[Excerpts from a figure dataset]
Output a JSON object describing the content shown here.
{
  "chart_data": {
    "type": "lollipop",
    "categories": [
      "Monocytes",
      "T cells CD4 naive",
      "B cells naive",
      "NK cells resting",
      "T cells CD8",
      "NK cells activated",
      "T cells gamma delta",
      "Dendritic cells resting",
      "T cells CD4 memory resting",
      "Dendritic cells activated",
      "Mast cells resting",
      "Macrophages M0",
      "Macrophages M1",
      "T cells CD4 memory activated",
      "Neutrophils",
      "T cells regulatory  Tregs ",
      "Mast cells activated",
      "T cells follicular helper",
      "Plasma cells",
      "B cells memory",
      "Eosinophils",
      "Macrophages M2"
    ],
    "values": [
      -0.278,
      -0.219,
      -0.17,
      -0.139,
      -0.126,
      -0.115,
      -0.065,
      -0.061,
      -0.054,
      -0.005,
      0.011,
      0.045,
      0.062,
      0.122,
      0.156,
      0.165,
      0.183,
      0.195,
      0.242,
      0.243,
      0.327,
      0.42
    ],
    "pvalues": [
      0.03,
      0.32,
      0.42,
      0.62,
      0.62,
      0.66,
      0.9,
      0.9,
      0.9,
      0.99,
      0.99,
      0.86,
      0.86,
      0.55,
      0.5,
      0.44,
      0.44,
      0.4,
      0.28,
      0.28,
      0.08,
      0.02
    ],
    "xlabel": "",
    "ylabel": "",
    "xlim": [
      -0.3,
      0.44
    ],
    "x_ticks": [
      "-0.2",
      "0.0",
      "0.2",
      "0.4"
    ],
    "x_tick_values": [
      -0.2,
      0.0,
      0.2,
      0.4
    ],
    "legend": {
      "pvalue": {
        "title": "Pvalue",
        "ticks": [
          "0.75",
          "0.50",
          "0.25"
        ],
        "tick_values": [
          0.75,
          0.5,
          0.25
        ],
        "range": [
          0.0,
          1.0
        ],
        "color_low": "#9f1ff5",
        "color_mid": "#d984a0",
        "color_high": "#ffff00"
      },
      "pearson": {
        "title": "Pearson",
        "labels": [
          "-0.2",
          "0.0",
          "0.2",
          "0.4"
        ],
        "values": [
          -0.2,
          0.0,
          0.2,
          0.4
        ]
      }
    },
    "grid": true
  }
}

---

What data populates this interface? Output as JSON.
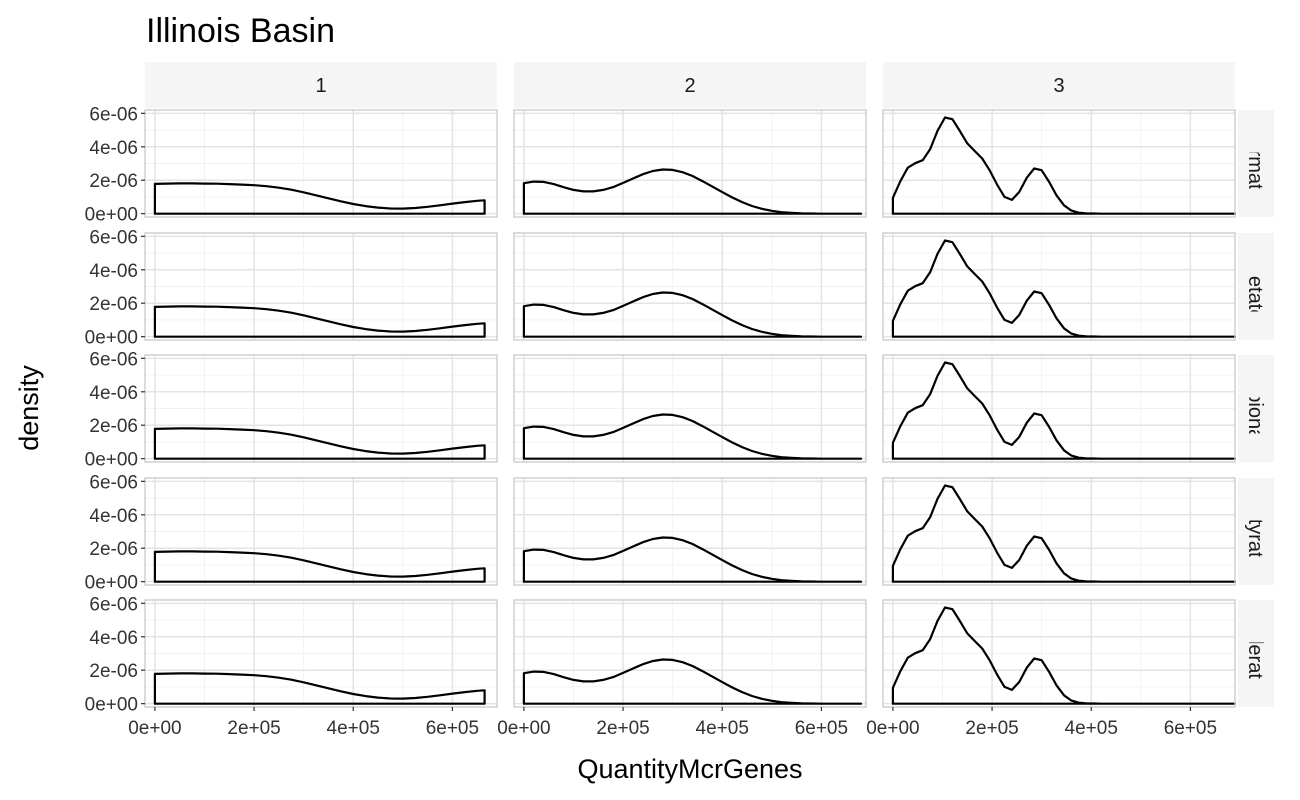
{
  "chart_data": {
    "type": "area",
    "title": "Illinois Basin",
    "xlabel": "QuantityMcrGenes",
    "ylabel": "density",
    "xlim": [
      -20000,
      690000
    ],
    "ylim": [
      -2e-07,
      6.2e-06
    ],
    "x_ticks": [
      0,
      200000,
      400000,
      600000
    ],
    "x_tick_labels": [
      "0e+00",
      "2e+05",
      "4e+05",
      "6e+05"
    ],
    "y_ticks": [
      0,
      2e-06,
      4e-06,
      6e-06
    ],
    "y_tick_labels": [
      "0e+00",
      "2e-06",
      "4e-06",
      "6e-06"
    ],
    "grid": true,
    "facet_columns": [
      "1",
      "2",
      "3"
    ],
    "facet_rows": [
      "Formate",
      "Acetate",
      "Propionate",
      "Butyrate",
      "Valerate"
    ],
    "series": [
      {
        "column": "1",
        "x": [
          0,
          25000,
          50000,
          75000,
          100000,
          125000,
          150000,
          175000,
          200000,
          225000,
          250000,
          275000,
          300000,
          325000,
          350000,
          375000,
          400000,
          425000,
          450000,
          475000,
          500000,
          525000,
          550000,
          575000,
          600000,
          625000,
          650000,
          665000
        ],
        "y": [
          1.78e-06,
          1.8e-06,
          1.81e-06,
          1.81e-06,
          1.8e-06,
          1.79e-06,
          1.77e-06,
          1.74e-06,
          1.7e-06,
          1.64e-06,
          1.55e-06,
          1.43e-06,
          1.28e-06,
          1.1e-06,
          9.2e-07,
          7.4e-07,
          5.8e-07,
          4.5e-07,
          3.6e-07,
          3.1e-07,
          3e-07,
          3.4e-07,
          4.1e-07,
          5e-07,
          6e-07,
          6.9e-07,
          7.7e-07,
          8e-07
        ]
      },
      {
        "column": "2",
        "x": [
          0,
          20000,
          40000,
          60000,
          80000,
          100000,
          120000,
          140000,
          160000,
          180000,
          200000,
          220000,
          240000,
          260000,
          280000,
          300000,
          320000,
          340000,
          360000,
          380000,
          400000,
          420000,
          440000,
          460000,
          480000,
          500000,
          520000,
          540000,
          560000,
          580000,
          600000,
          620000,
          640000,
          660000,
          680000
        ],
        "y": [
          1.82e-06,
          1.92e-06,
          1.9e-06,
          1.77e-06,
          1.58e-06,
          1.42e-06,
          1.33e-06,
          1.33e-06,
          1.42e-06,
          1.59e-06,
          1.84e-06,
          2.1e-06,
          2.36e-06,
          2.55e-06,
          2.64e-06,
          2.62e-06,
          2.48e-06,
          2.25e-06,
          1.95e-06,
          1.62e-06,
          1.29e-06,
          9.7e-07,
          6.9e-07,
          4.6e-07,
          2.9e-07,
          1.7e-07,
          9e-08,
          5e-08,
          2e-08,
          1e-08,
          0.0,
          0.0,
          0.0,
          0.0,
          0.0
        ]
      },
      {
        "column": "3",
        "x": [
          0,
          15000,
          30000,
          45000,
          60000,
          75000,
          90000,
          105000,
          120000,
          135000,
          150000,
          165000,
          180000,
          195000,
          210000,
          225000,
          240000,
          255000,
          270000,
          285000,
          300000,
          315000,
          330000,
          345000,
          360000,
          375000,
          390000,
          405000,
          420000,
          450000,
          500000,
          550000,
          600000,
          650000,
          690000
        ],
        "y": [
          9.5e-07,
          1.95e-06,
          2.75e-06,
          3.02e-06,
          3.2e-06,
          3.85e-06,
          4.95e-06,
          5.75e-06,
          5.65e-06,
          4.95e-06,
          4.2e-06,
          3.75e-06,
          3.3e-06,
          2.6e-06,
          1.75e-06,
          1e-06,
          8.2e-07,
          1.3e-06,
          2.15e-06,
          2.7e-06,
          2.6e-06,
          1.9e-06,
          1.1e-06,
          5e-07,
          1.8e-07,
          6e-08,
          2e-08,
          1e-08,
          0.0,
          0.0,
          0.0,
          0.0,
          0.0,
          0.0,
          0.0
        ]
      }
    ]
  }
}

▸ **Exercise requirements**
Please report all lines in the entries where "memory" appears.

▸ **Exercise output**
      "T cells CD4 memory resting",
      "T cells CD4 memory activated",
      "B cells memory",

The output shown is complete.